Job
Where a line holds the string "spreken", return that line.

Extracted records:
▼

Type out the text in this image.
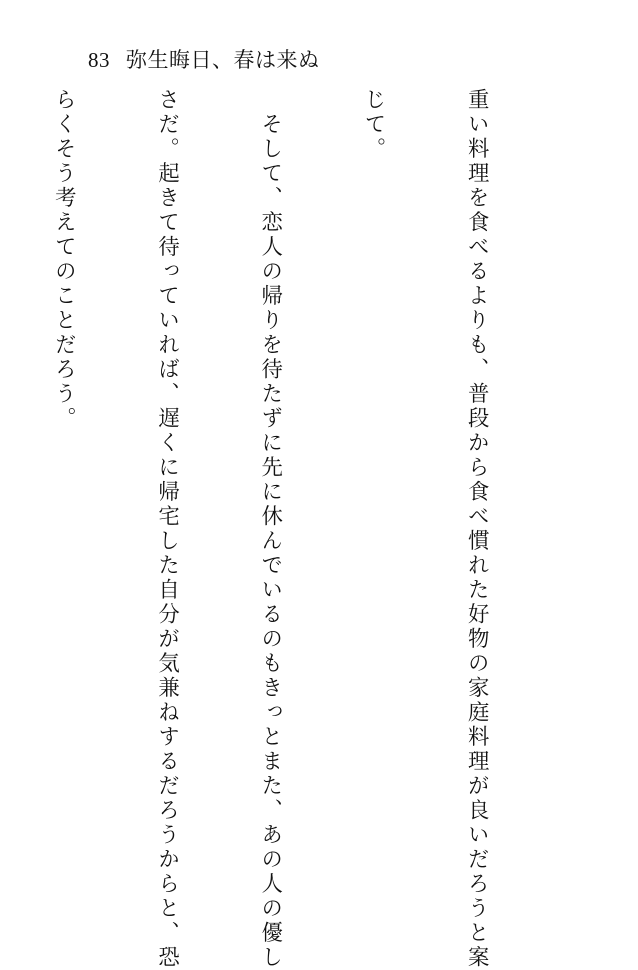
83 弥生晦日、春は来ぬ

重い料理を食べるよりも、普段から食べ慣れた好物の家庭料理が良いだろうと案

じて。

　そして、恋人の帰りを待たずに先に休んでいるのもきっとまた、あの人の優し

さだ。起きて待っていれば、遅くに帰宅した自分が気兼ねするだろうからと、恐

らくそう考えてのことだろう。
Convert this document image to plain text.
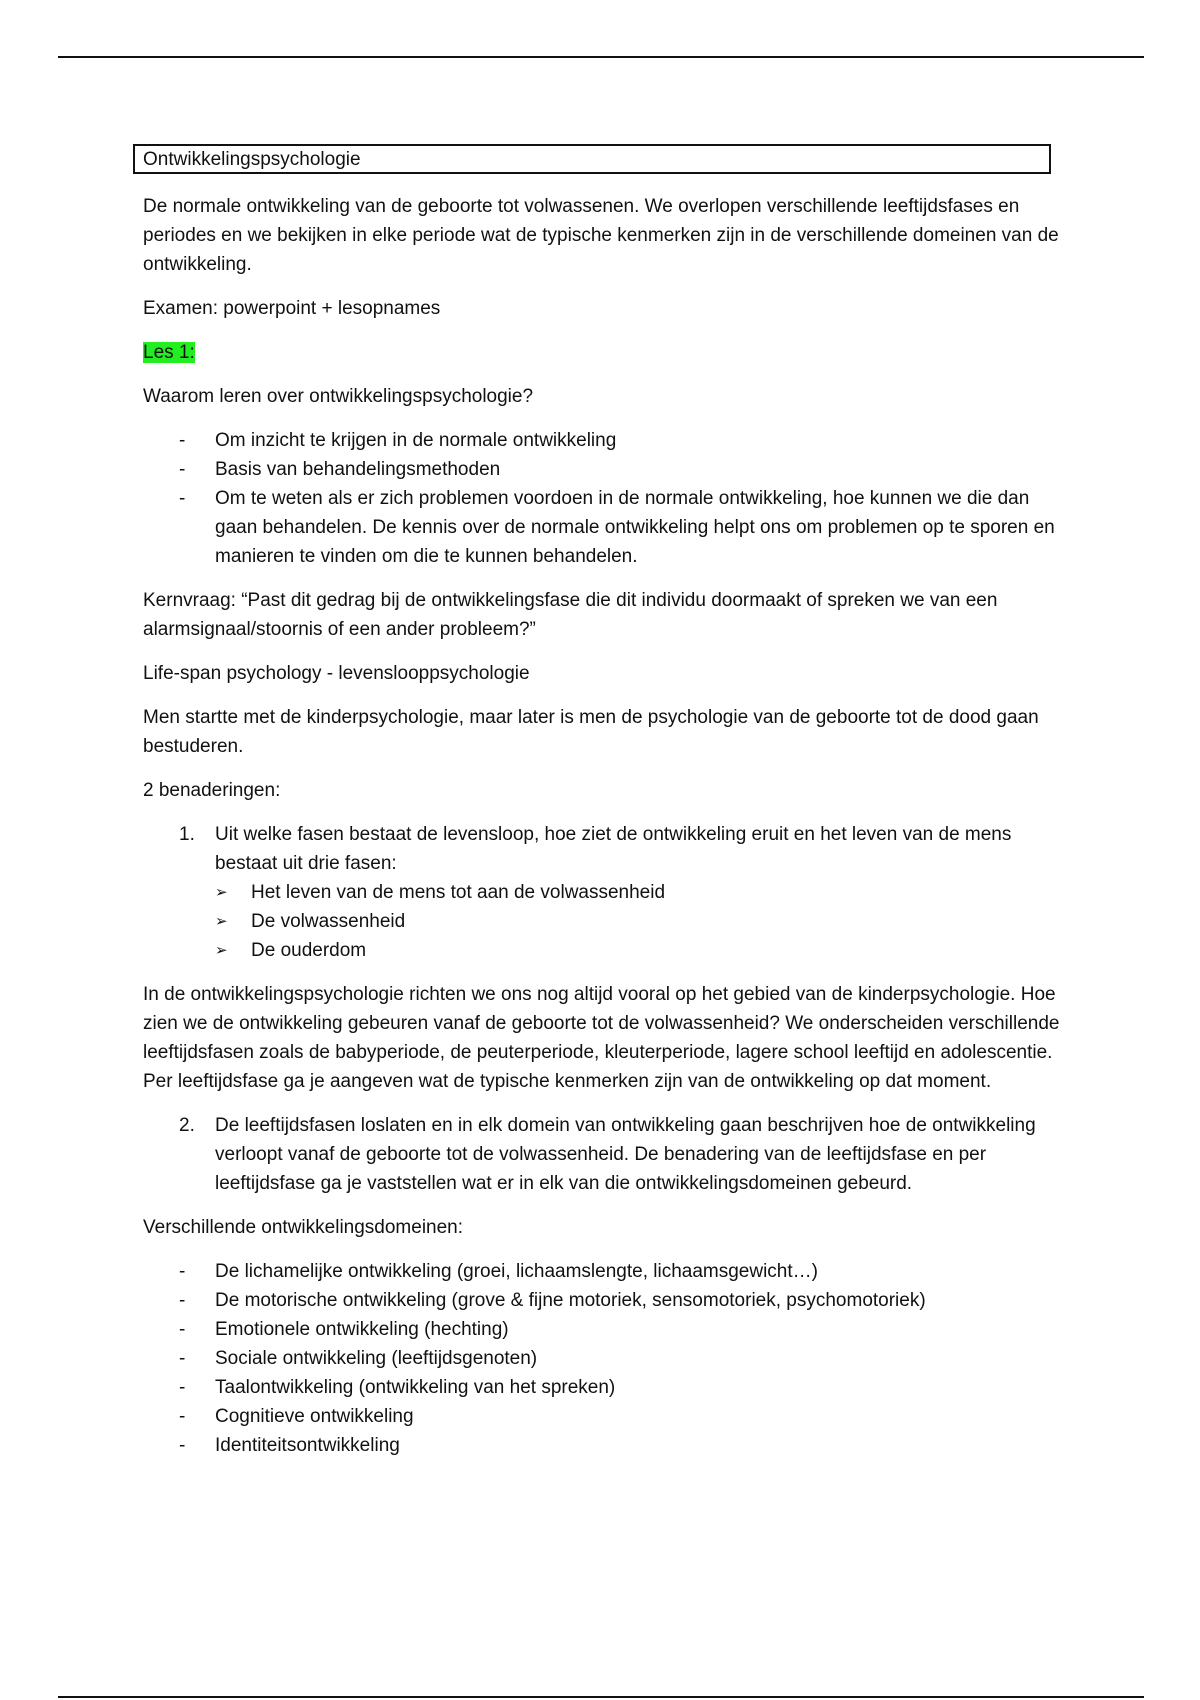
Ontwikkelingspsychologie

De normale ontwikkeling van de geboorte tot volwassenen. We overlopen verschillende leeftijdsfases en periodes en we bekijken in elke periode wat de typische kenmerken zijn in de verschillende domeinen van de ontwikkeling.

Examen: powerpoint + lesopnames

Les 1:

Waarom leren over ontwikkelingspsychologie?

- Om inzicht te krijgen in de normale ontwikkeling
- Basis van behandelingsmethoden
- Om te weten als er zich problemen voordoen in de normale ontwikkeling, hoe kunnen we die dan gaan behandelen. De kennis over de normale ontwikkeling helpt ons om problemen op te sporen en manieren te vinden om die te kunnen behandelen.

Kernvraag: “Past dit gedrag bij de ontwikkelingsfase die dit individu doormaakt of spreken we van een alarmsignaal/stoornis of een ander probleem?”

Life-span psychology - levenslooppsychologie

Men startte met de kinderpsychologie, maar later is men de psychologie van de geboorte tot de dood gaan bestuderen.

2 benaderingen:

1. Uit welke fasen bestaat de levensloop, hoe ziet de ontwikkeling eruit en het leven van de mens bestaat uit drie fasen:
➢ Het leven van de mens tot aan de volwassenheid
➢ De volwassenheid
➢ De ouderdom

In de ontwikkelingspsychologie richten we ons nog altijd vooral op het gebied van de kinderpsychologie. Hoe zien we de ontwikkeling gebeuren vanaf de geboorte tot de volwassenheid? We onderscheiden verschillende leeftijdsfasen zoals de babyperiode, de peuterperiode, kleuterperiode, lagere school leeftijd en adolescentie. Per leeftijdsfase ga je aangeven wat de typische kenmerken zijn van de ontwikkeling op dat moment.

2. De leeftijdsfasen loslaten en in elk domein van ontwikkeling gaan beschrijven hoe de ontwikkeling verloopt vanaf de geboorte tot de volwassenheid. De benadering van de leeftijdsfase en per leeftijdsfase ga je vaststellen wat er in elk van die ontwikkelingsdomeinen gebeurd.

Verschillende ontwikkelingsdomeinen:

- De lichamelijke ontwikkeling (groei, lichaamslengte, lichaamsgewicht…)
- De motorische ontwikkeling (grove & fijne motoriek, sensomotoriek, psychomotoriek)
- Emotionele ontwikkeling (hechting)
- Sociale ontwikkeling (leeftijdsgenoten)
- Taalontwikkeling (ontwikkeling van het spreken)
- Cognitieve ontwikkeling
- Identiteitsontwikkeling
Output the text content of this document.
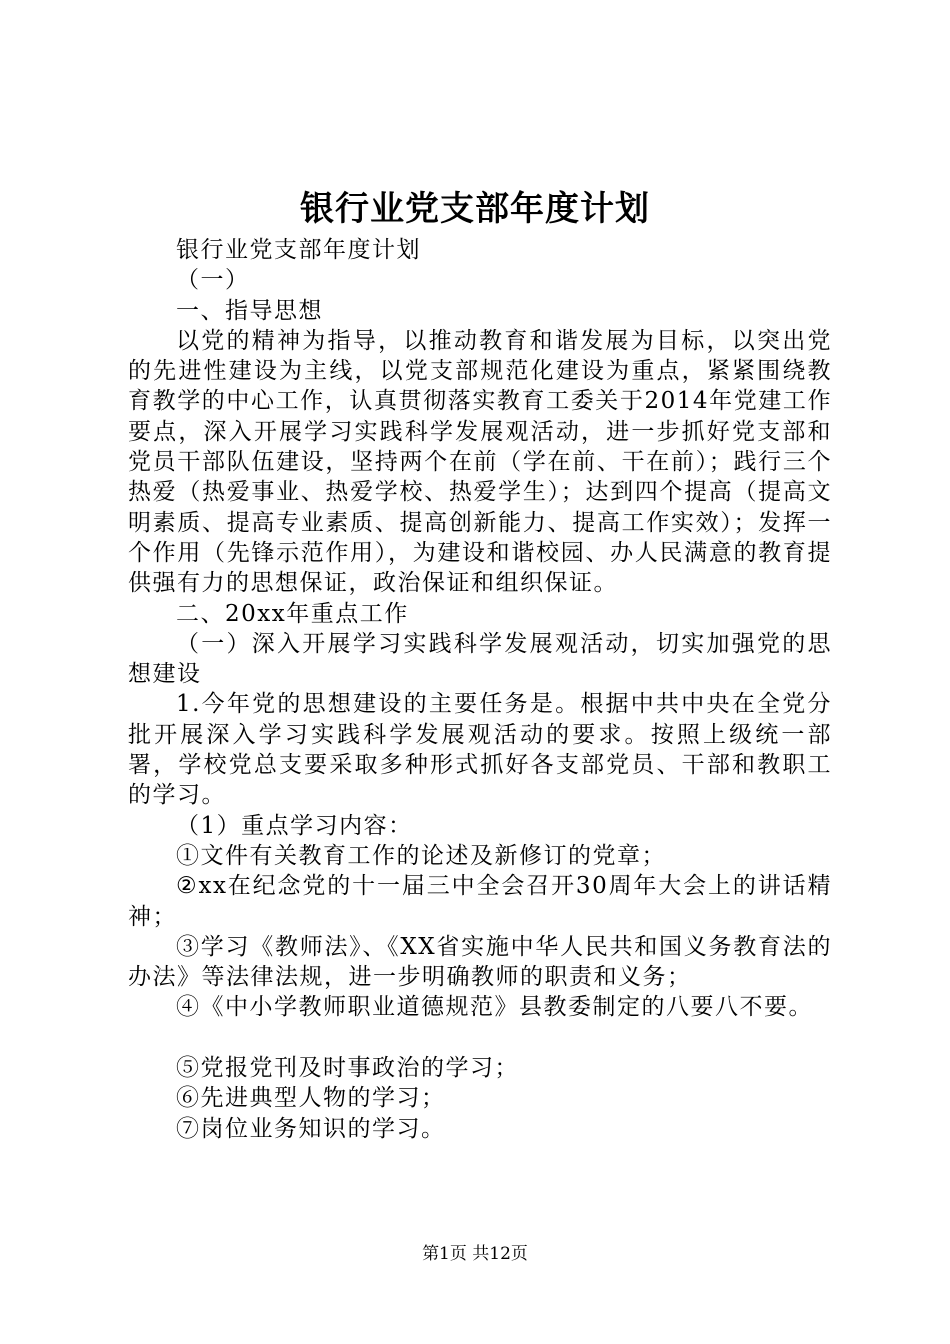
银行业党支部年度计划

银行业党支部年度计划

（一）

一、指导思想

以党的精神为指导，以推动教育和谐发展为目标，以突出党的先进性建设为主线，以党支部规范化建设为重点，紧紧围绕教育教学的中心工作，认真贯彻落实教育工委关于2014年党建工作要点，深入开展学习实践科学发展观活动，进一步抓好党支部和党员干部队伍建设，坚持两个在前（学在前、干在前）；践行三个热爱（热爱事业、热爱学校、热爱学生）；达到四个提高（提高文明素质、提高专业素质、提高创新能力、提高工作实效）；发挥一个作用（先锋示范作用），为建设和谐校园、办人民满意的教育提供强有力的思想保证，政治保证和组织保证。

二、20xx年重点工作

（一）深入开展学习实践科学发展观活动，切实加强党的思想建设

1.今年党的思想建设的主要任务是。根据中共中央在全党分批开展深入学习实践科学发展观活动的要求。按照上级统一部署，学校党总支要采取多种形式抓好各支部党员、干部和教职工的学习。

（1）重点学习内容：

①文件有关教育工作的论述及新修订的党章；

②xx在纪念党的十一届三中全会召开30周年大会上的讲话精神；

③学习《教师法》、《XX省实施中华人民共和国义务教育法的办法》等法律法规，进一步明确教师的职责和义务；

④《中小学教师职业道德规范》县教委制定的八要八不要。

⑤党报党刊及时事政治的学习；

⑥先进典型人物的学习；

⑦岗位业务知识的学习。

第1页 共12页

▲

Exercise output
Kernvraag: “Past dit gedrag bij de ontwikkelingsfase die dit individu doormaakt of spreken we van een alarmsignaal/stoornis of een ander probleem?”
- Taalontwikkeling (ontwikkeling van het spreken)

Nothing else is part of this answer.